RECORDED INFORMATION:

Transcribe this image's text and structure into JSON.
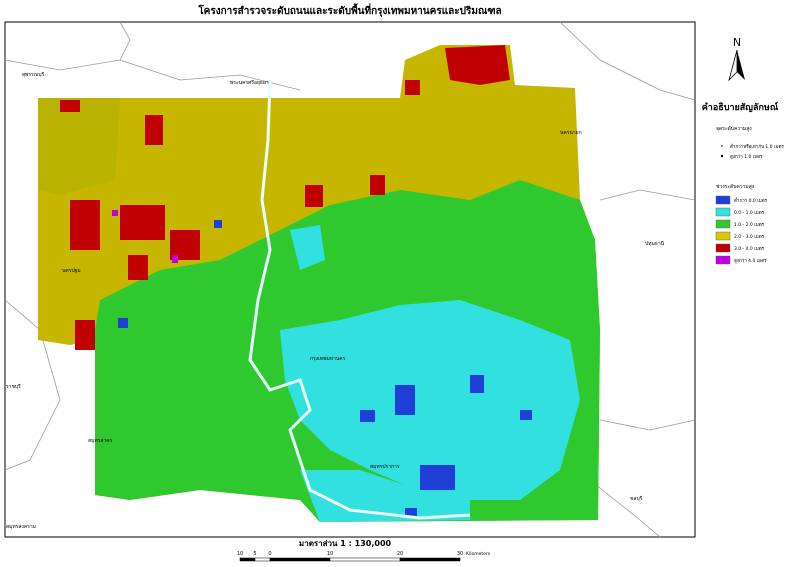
{
  "title": "โครงการสำรวจระดับถนนและระดับพื้นที่กรุงเทพมหานครและปริมณฑล",
  "north": "N",
  "legend": {
    "title": "คำอธิบายสัญลักษณ์",
    "points_title": "จุดระดับความสูง",
    "points": [
      "ต่ำกว่าหรือเท่ากับ 1.0 เมตร",
      "สูงกว่า 1.0 เมตร"
    ],
    "ranges_title": "ช่วงระดับความสูง",
    "ranges": [
      {
        "label": "ต่ำกว่า 0.0 เมตร",
        "color": "#1f3fd6"
      },
      {
        "label": "0.0 - 1.0 เมตร",
        "color": "#33e0e0"
      },
      {
        "label": "1.0 - 2.0 เมตร",
        "color": "#2fc92f"
      },
      {
        "label": "2.0 - 3.0 เมตร",
        "color": "#d9c900"
      },
      {
        "label": "3.0 - 4.0 เมตร",
        "color": "#c00000"
      },
      {
        "label": "สูงกว่า 4.0 เมตร",
        "color": "#c000e0"
      }
    ]
  },
  "places": [
    "สุพรรณบุรี",
    "พระนครศรีอยุธยา",
    "นครนายก",
    "ปทุมธานี",
    "นครปฐม",
    "ราชบุรี",
    "สมุทรสาคร",
    "สมุทรสงคราม",
    "ชลบุรี",
    "กรุงเทพมหานคร",
    "สมุทรปราการ"
  ],
  "scale": "มาตราส่วน 1 : 130,000",
  "scale_bar": {
    "labels": [
      10,
      5,
      0,
      10,
      20,
      30
    ],
    "unit": "Kilometers"
  }
}
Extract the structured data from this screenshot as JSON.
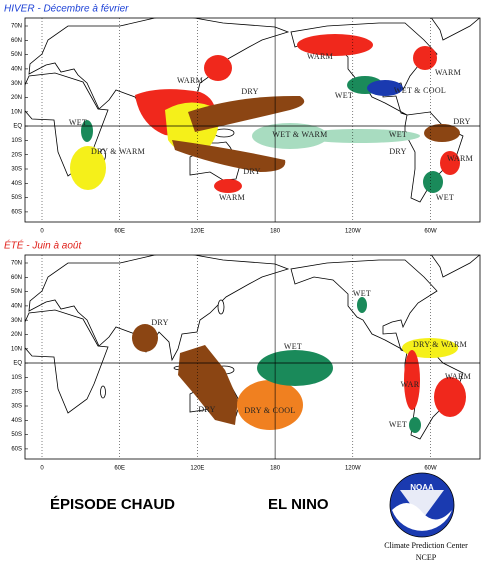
{
  "panels": [
    {
      "title": "HIVER - Décembre à février",
      "title_color": "#1a3fd6",
      "lat_labels": [
        "70N",
        "60N",
        "50N",
        "40N",
        "30N",
        "20N",
        "10N",
        "EQ",
        "10S",
        "20S",
        "30S",
        "40S",
        "50S",
        "60S"
      ],
      "lon_labels": [
        "0",
        "60E",
        "120E",
        "180",
        "120W",
        "60W"
      ],
      "regions": [
        "WARM",
        "DRY",
        "WET",
        "DRY & WARM",
        "DRY",
        "WARM",
        "WET & WARM",
        "WET",
        "DRY",
        "WARM",
        "WET",
        "WET & COOL",
        "WARM",
        "DRY",
        "WARM",
        "WET"
      ]
    },
    {
      "title": "ÉTÉ - Juin à août",
      "title_color": "#e0201a",
      "lat_labels": [
        "70N",
        "60N",
        "50N",
        "40N",
        "30N",
        "20N",
        "10N",
        "EQ",
        "10S",
        "20S",
        "30S",
        "40S",
        "50S",
        "60S"
      ],
      "lon_labels": [
        "0",
        "60E",
        "120E",
        "180",
        "120W",
        "60W"
      ],
      "regions": [
        "DRY",
        "DRY",
        "DRY & COOL",
        "WET",
        "WET",
        "DRY & WARM",
        "WAR",
        "WARM",
        "WET"
      ]
    }
  ],
  "footer": {
    "episode": "ÉPISODE CHAUD",
    "name": "EL NINO",
    "logo": "NOAA",
    "center": "Climate Prediction Center",
    "agency": "NCEP"
  }
}
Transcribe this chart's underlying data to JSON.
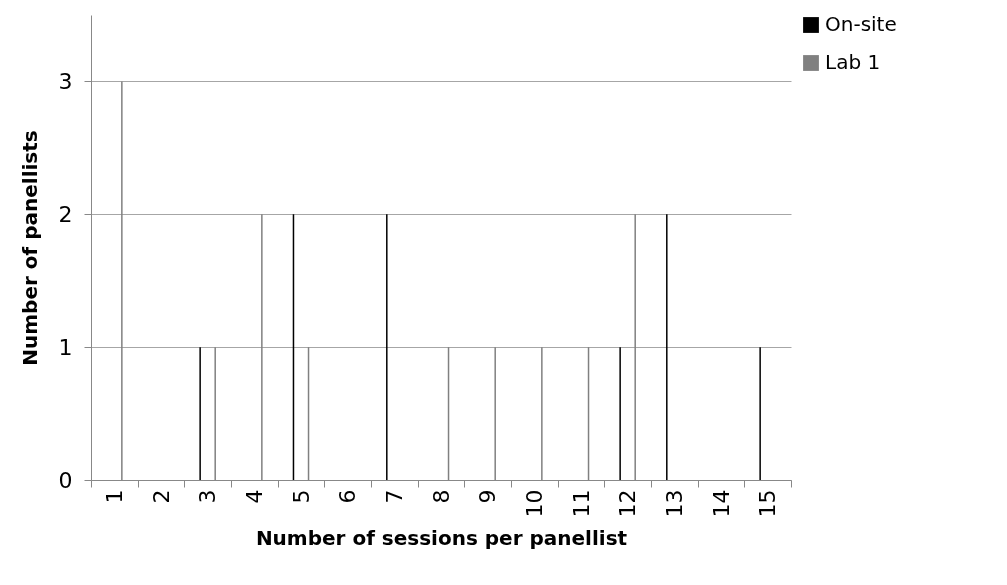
{
  "chart_data": {
    "type": "bar",
    "xlabel": "Number of sessions per panellist",
    "ylabel": "Number of panellists",
    "categories": [
      "1",
      "2",
      "3",
      "4",
      "5",
      "6",
      "7",
      "8",
      "9",
      "10",
      "11",
      "12",
      "13",
      "14",
      "15"
    ],
    "series": [
      {
        "name": "On-site",
        "color": "#000000",
        "values": [
          0,
          0,
          1,
          0,
          2,
          0,
          2,
          0,
          0,
          0,
          0,
          1,
          2,
          0,
          1
        ]
      },
      {
        "name": "Lab 1",
        "color": "#808080",
        "values": [
          3,
          0,
          1,
          2,
          1,
          0,
          0,
          1,
          1,
          1,
          1,
          2,
          0,
          0,
          0
        ]
      }
    ],
    "ylim": [
      0,
      3.5
    ],
    "yticks": [
      0,
      1,
      2,
      3
    ],
    "grid": "y",
    "legend": "right"
  }
}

GIVEN TASK: Count the lines of these entries that hold the string "JSON", and give only that number.

EXERCISE OUTPUT: 3